**GIVEN INSTRUCTION:**
Reproduce the records below in their entirety, character for character.

Data excerpts:
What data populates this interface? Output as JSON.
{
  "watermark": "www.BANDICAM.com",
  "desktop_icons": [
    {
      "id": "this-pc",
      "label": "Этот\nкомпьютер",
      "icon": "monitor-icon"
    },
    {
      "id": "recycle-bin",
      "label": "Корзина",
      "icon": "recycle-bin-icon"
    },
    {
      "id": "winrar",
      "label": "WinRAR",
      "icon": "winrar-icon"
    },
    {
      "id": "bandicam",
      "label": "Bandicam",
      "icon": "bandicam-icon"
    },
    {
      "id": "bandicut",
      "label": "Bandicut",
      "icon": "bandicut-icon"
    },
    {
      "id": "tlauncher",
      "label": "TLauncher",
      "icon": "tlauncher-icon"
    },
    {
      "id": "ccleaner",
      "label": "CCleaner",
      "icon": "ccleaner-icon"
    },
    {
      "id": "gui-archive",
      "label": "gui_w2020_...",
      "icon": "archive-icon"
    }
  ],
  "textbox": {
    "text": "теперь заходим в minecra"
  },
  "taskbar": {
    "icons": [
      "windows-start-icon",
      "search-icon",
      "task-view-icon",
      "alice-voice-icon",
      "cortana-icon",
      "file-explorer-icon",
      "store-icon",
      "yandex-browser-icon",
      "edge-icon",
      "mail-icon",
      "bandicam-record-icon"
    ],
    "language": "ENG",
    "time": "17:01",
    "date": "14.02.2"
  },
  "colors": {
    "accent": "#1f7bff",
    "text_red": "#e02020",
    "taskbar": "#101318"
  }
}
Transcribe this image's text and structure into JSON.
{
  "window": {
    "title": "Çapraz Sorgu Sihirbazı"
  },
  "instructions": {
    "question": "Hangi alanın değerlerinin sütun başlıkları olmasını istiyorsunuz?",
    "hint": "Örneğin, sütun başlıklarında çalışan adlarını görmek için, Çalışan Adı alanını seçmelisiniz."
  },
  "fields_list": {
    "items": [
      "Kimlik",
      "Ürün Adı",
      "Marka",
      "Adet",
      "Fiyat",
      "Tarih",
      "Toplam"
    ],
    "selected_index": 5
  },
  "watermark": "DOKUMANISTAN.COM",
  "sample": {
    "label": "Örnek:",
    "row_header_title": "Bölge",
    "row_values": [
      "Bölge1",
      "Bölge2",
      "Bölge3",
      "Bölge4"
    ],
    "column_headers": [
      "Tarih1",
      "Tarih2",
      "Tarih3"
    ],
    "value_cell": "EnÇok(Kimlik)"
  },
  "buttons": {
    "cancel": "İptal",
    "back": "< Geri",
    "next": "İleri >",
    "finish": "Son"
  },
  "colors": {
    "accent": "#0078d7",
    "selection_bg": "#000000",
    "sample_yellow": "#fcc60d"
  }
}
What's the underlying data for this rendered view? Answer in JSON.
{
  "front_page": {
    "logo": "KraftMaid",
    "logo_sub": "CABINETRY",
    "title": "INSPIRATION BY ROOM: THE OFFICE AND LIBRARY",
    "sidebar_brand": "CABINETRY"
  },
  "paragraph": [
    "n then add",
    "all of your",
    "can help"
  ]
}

**TASK RESPONSE:**
What data populates this interface? Output as JSON.
{
  "watermark": "www.BANDICAM.com",
  "desktop_icons": [
    {
      "id": "this-pc",
      "label": "Этот\nкомпьютер",
      "icon": "monitor-icon"
    },
    {
      "id": "recycle-bin",
      "label": "Корзина",
      "icon": "recycle-bin-icon"
    },
    {
      "id": "winrar",
      "label": "WinRAR",
      "icon": "winrar-icon"
    },
    {
      "id": "bandicam",
      "label": "Bandicam",
      "icon": "bandicam-icon"
    },
    {
      "id": "bandicut",
      "label": "Bandicut",
      "icon": "bandicut-icon"
    },
    {
      "id": "tlauncher",
      "label": "TLauncher",
      "icon": "tlauncher-icon"
    },
    {
      "id": "ccleaner",
      "label": "CCleaner",
      "icon": "ccleaner-icon"
    },
    {
      "id": "gui-archive",
      "label": "gui_w2020_...",
      "icon": "archive-icon"
    }
  ],
  "textbox": {
    "text": "теперь заходим в minecra"
  },
  "taskbar": {
    "icons": [
      "windows-start-icon",
      "search-icon",
      "task-view-icon",
      "alice-voice-icon",
      "cortana-icon",
      "file-explorer-icon",
      "store-icon",
      "yandex-browser-icon",
      "edge-icon",
      "mail-icon",
      "bandicam-record-icon"
    ],
    "language": "ENG",
    "time": "17:01",
    "date": "14.02.2"
  },
  "colors": {
    "accent": "#1f7bff",
    "text_red": "#e02020",
    "taskbar": "#101318"
  }
}
Transcribe this image's text and structure into JSON.
{
  "window": {
    "title": "Çapraz Sorgu Sihirbazı"
  },
  "instructions": {
    "question": "Hangi alanın değerlerinin sütun başlıkları olmasını istiyorsunuz?",
    "hint": "Örneğin, sütun başlıklarında çalışan adlarını görmek için, Çalışan Adı alanını seçmelisiniz."
  },
  "fields_list": {
    "items": [
      "Kimlik",
      "Ürün Adı",
      "Marka",
      "Adet",
      "Fiyat",
      "Tarih",
      "Toplam"
    ],
    "selected_index": 5
  },
  "watermark": "DOKUMANISTAN.COM",
  "sample": {
    "label": "Örnek:",
    "row_header_title": "Bölge",
    "row_values": [
      "Bölge1",
      "Bölge2",
      "Bölge3",
      "Bölge4"
    ],
    "column_headers": [
      "Tarih1",
      "Tarih2",
      "Tarih3"
    ],
    "value_cell": "EnÇok(Kimlik)"
  },
  "buttons": {
    "cancel": "İptal",
    "back": "< Geri",
    "next": "İleri >",
    "finish": "Son"
  },
  "colors": {
    "accent": "#0078d7",
    "selection_bg": "#000000",
    "sample_yellow": "#fcc60d"
  }
}
What's the underlying data for this rendered view? Answer in JSON.
{
  "front_page": {
    "logo": "KraftMaid",
    "logo_sub": "CABINETRY",
    "title": "INSPIRATION BY ROOM: THE OFFICE AND LIBRARY",
    "sidebar_brand": "CABINETRY"
  },
  "paragraph": [
    "n then add",
    "all of your",
    "can help"
  ]
}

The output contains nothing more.